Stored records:
================================
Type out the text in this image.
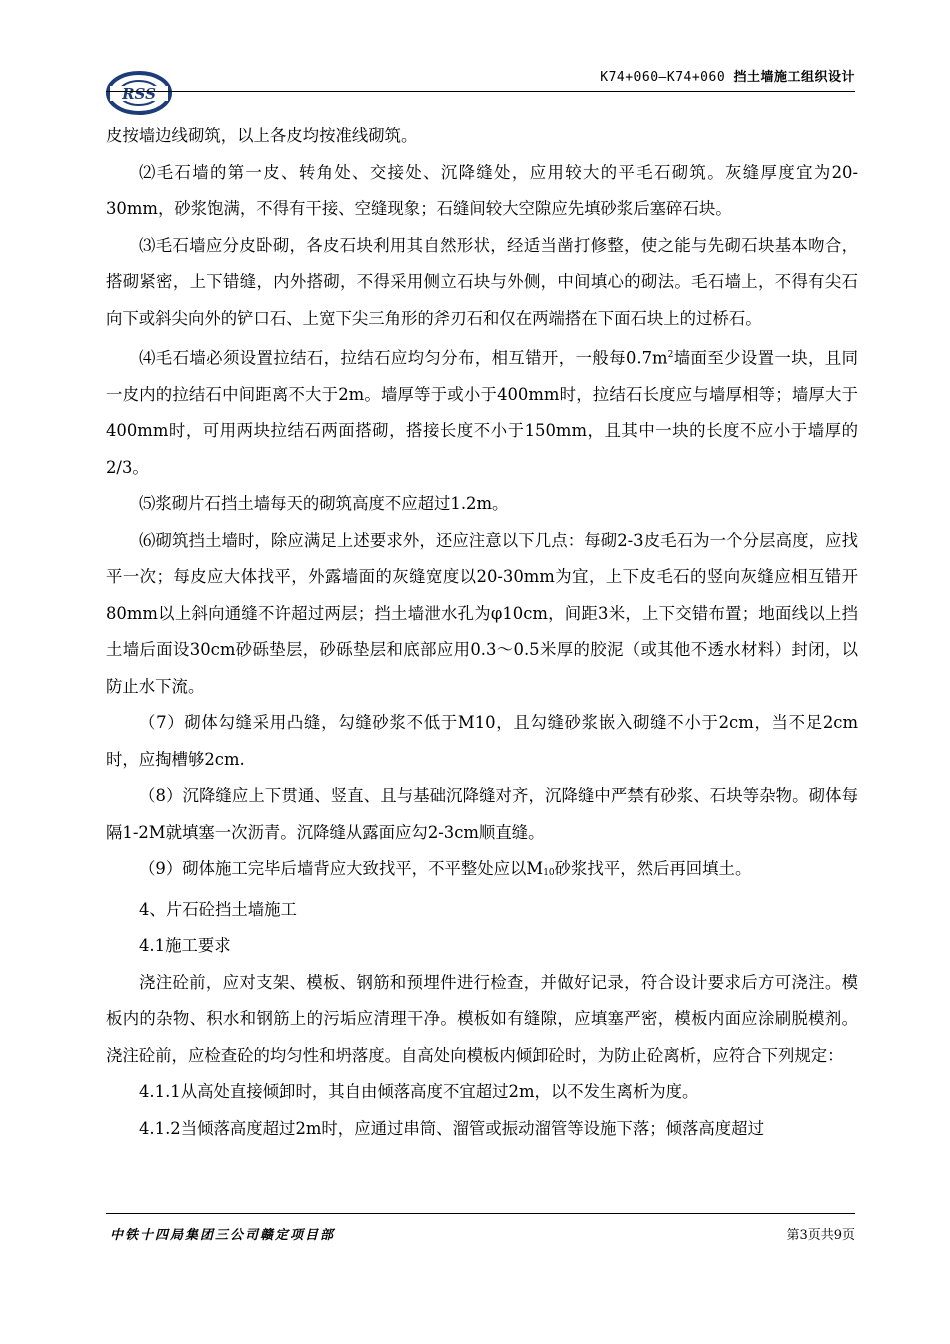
RSS
K74+060—K74+060 挡土墙施工组织设计

皮按墙边线砌筑，以上各皮均按准线砌筑。

⑵毛石墙的第一皮、转角处、交接处、沉降缝处，应用较大的平毛石砌筑。灰缝厚度宜为20-30mm，砂浆饱满，不得有干接、空缝现象；石缝间较大空隙应先填砂浆后塞碎石块。

⑶毛石墙应分皮卧砌，各皮石块利用其自然形状，经适当凿打修整，使之能与先砌石块基本吻合，搭砌紧密，上下错缝，内外搭砌，不得采用侧立石块与外侧，中间填心的砌法。毛石墙上，不得有尖石向下或斜尖向外的铲口石、上宽下尖三角形的斧刃石和仅在两端搭在下面石块上的过桥石。

⑷毛石墙必须设置拉结石，拉结石应均匀分布，相互错开，一般每$0.7m^2$墙面至少设置一块，且同一皮内的拉结石中间距离不大于2m。墙厚等于或小于400mm时，拉结石长度应与墙厚相等；墙厚大于400mm时，可用两块拉结石两面搭砌，搭接长度不小于150mm，且其中一块的长度不应小于墙厚的2/3。

⑸浆砌片石挡土墙每天的砌筑高度不应超过1.2m。

⑹砌筑挡土墙时，除应满足上述要求外，还应注意以下几点：每砌2-3皮毛石为一个分层高度，应找平一次；每皮应大体找平，外露墙面的灰缝宽度以20-30mm为宜，上下皮毛石的竖向灰缝应相互错开80mm以上斜向通缝不许超过两层；挡土墙泄水孔为φ10cm，间距3米，上下交错布置；地面线以上挡土墙后面设30cm砂砾垫层，砂砾垫层和底部应用0.3～0.5米厚的胶泥（或其他不透水材料）封闭，以防止水下流。

（7）砌体勾缝采用凸缝，勾缝砂浆不低于M10，且勾缝砂浆嵌入砌缝不小于2cm，当不足2cm时，应掏槽够2cm.

（8）沉降缝应上下贯通、竖直、且与基础沉降缝对齐，沉降缝中严禁有砂浆、石块等杂物。砌体每隔1-2M就填塞一次沥青。沉降缝从露面应勾2-3cm顺直缝。

（9）砌体施工完毕后墙背应大致找平，不平整处应以$M_{10}$砂浆找平，然后再回填土。

4、片石砼挡土墙施工

4.1施工要求

浇注砼前，应对支架、模板、钢筋和预埋件进行检查，并做好记录，符合设计要求后方可浇注。模板内的杂物、积水和钢筋上的污垢应清理干净。模板如有缝隙，应填塞严密，模板内面应涂刷脱模剂。浇注砼前，应检查砼的均匀性和坍落度。自高处向模板内倾卸砼时，为防止砼离析，应符合下列规定：

4.1.1从高处直接倾卸时，其自由倾落高度不宜超过2m，以不发生离析为度。

4.1.2当倾落高度超过2m时，应通过串筒、溜管或振动溜管等设施下落；倾落高度超过

中铁十四局集团三公司赣定项目部	第3页共9页
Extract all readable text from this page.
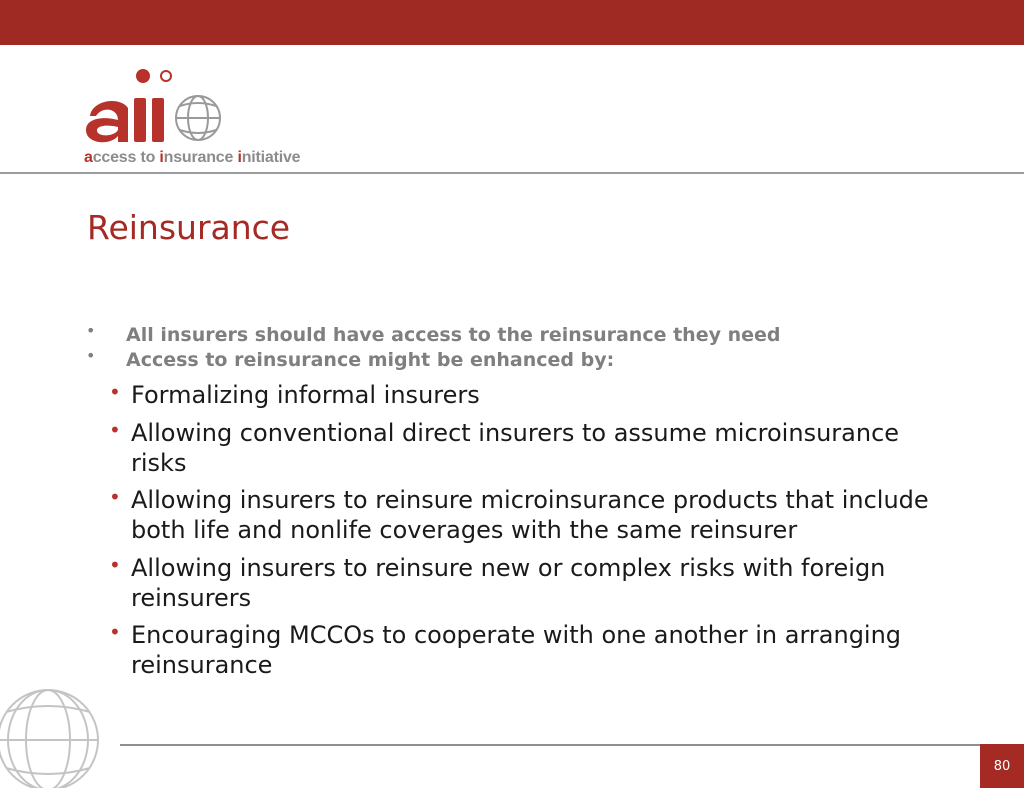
access to insurance initiative
Reinsurance
• All insurers should have access to the reinsurance they need
• Access to reinsurance might be enhanced by:
• Formalizing informal insurers
• Allowing conventional direct insurers to assume microinsurance risks
• Allowing insurers to reinsure microinsurance products that include both life and nonlife coverages with the same reinsurer
• Allowing insurers to reinsure new or complex risks with foreign reinsurers
• Encouraging MCCOs to cooperate with one another in arranging reinsurance
80
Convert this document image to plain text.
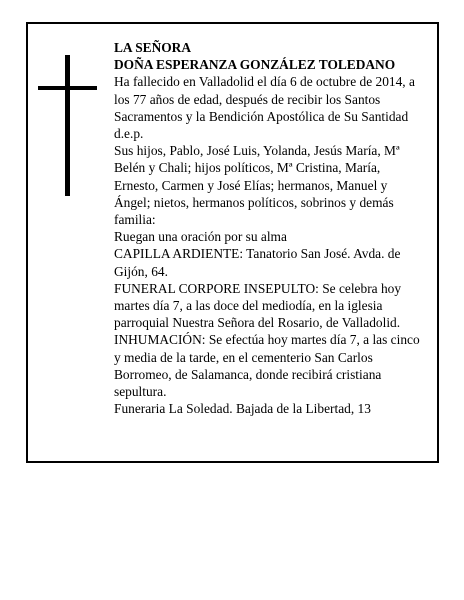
LA SEÑORA

DOÑA ESPERANZA GONZÁLEZ TOLEDANO

Ha fallecido en Valladolid el día 6 de octubre de 2014, a los 77 años de edad, después de recibir los Santos Sacramentos y la Bendición Apostólica de Su Santidad d.e.p.

Sus hijos, Pablo, José Luis, Yolanda, Jesús María, Mª Belén y Chali; hijos políticos, Mª Cristina, María, Ernesto, Carmen y José Elías; hermanos, Manuel y Ángel; nietos, hermanos políticos, sobrinos y demás familia:

Ruegan una oración por su alma

CAPILLA ARDIENTE: Tanatorio San José. Avda. de Gijón, 64.

FUNERAL CORPORE INSEPULTO: Se celebra hoy martes día 7, a las doce del mediodía, en la iglesia parroquial Nuestra Señora del Rosario, de Valladolid.

INHUMACIÓN: Se efectúa hoy martes día 7, a las cinco y media de la tarde, en el cementerio San Carlos Borromeo, de Salamanca, donde recibirá cristiana sepultura.

Funeraria La Soledad. Bajada de la Libertad, 13
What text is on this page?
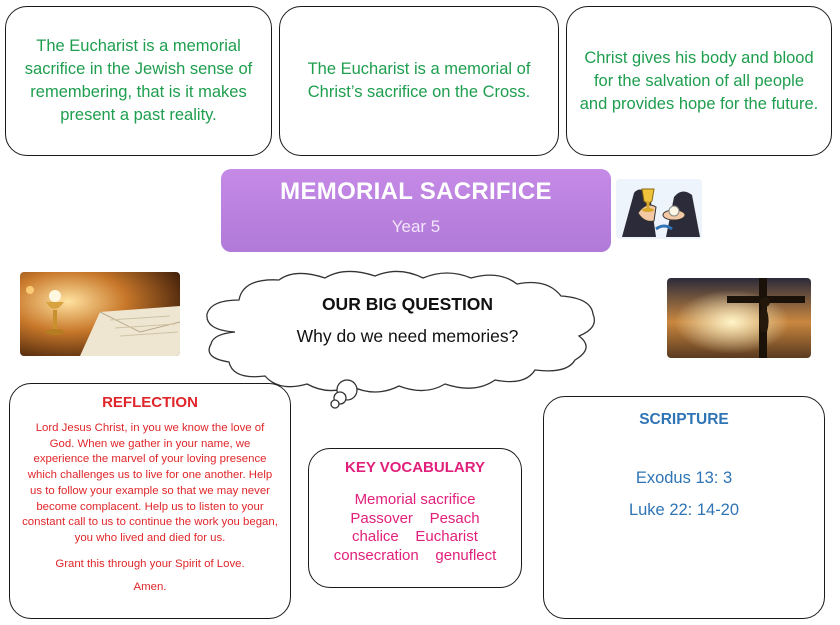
The Eucharist is a memorial sacrifice in the Jewish sense of remembering, that is it makes present a past reality.
The Eucharist is a memorial of Christ’s sacrifice on the Cross.
Christ gives his body and blood for the salvation of all people and provides hope for the future.
MEMORIAL SACRIFICE
Year 5
OUR BIG QUESTION
Why do we need memories?
REFLECTION
Lord Jesus Christ, in you we know the love of God. When we gather in your name, we experience the marvel of your loving presence which challenges us to live for one another. Help us to follow your example so that we may never become complacent. Help us to listen to your constant call to us to continue the work you began, you who lived and died for us.
Grant this through your Spirit of Love.
Amen.
KEY VOCABULARY
Memorial sacrifice
Passover    Pesach
chalice    Eucharist
consecration    genuflect
SCRIPTURE
Exodus 13: 3
Luke 22: 14-20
================================
From the entries, copy out each line containing the word "microinsurance".

◆ FINISHED TASK:
• Allowing conventional direct insurers to assume microinsurance risks
• Allowing insurers to reinsure microinsurance products that include both life and nonlife coverages with the same reinsurer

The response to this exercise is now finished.